───── Data rows

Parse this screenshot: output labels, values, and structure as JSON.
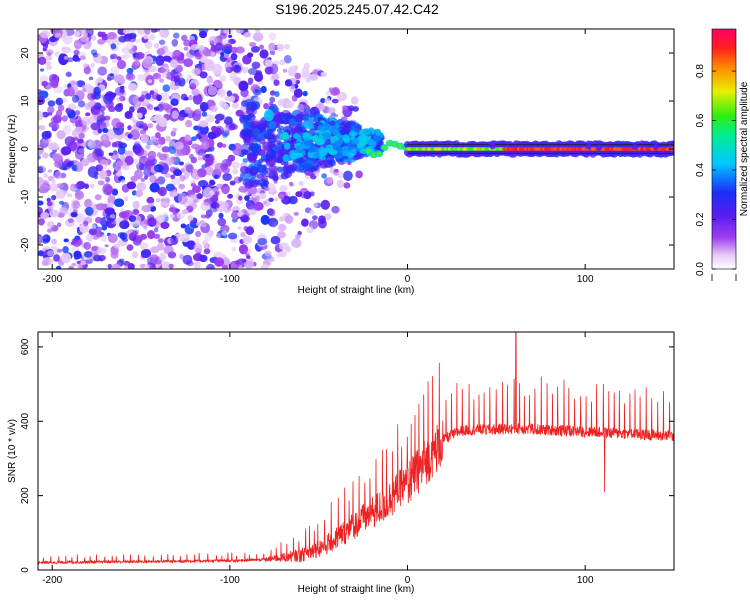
{
  "figure": {
    "title": "S196.2025.245.07.42.C42"
  },
  "chart_data": [
    {
      "type": "heatmap",
      "name": "spectrogram",
      "xlabel": "Height of straight line (km)",
      "ylabel": "Frequency (Hz)",
      "xlim": [
        -208,
        150
      ],
      "ylim": [
        -25,
        25
      ],
      "xticks": [
        -200,
        -100,
        0,
        100
      ],
      "yticks": [
        -20,
        -10,
        0,
        10,
        20
      ],
      "colorbar": {
        "label": "Normalized spectral amplitude",
        "range": [
          0.0,
          0.97
        ],
        "ticks": [
          0.0,
          0.2,
          0.4,
          0.6,
          0.8
        ],
        "tick_labels": [
          "0.0",
          "0.2",
          "0.4",
          "0.6",
          "0.8"
        ],
        "colormap": "rainbow: white-lavender (low) to violet, blue, cyan, green, yellow, orange, red, magenta (high)"
      },
      "description_points": {
        "signal_band_center_hz": 0,
        "signal_starts_km": -40,
        "noise_extent_km": [
          -208,
          -25
        ],
        "noise_dense_until_km": -80,
        "notable_peak": {
          "x": -78,
          "y": 7
        }
      }
    },
    {
      "type": "line",
      "name": "snr",
      "xlabel": "Height of straight line (km)",
      "ylabel": "SNR (10 * v/v)",
      "xlim": [
        -208,
        150
      ],
      "ylim": [
        0,
        640
      ],
      "xticks": [
        -200,
        -100,
        0,
        100
      ],
      "yticks": [
        0,
        200,
        400,
        600
      ],
      "color": "#ee2222",
      "profile": [
        {
          "x": -208,
          "y": 20
        },
        {
          "x": -100,
          "y": 25
        },
        {
          "x": -80,
          "y": 28
        },
        {
          "x": -60,
          "y": 40
        },
        {
          "x": -45,
          "y": 70
        },
        {
          "x": -30,
          "y": 120
        },
        {
          "x": -15,
          "y": 170
        },
        {
          "x": 0,
          "y": 230
        },
        {
          "x": 10,
          "y": 290
        },
        {
          "x": 20,
          "y": 350
        },
        {
          "x": 30,
          "y": 375
        },
        {
          "x": 60,
          "y": 380
        },
        {
          "x": 100,
          "y": 372
        },
        {
          "x": 150,
          "y": 360
        }
      ],
      "notable_peaks": [
        {
          "x": 61,
          "y": 640
        },
        {
          "x": 111,
          "y": 210
        }
      ]
    }
  ]
}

──────────

Copy every line that contains the string "ylabel".

* **Answer to the task**
      "ylabel": "Frequency (Hz)",
      "ylabel": "SNR (10 * v/v)",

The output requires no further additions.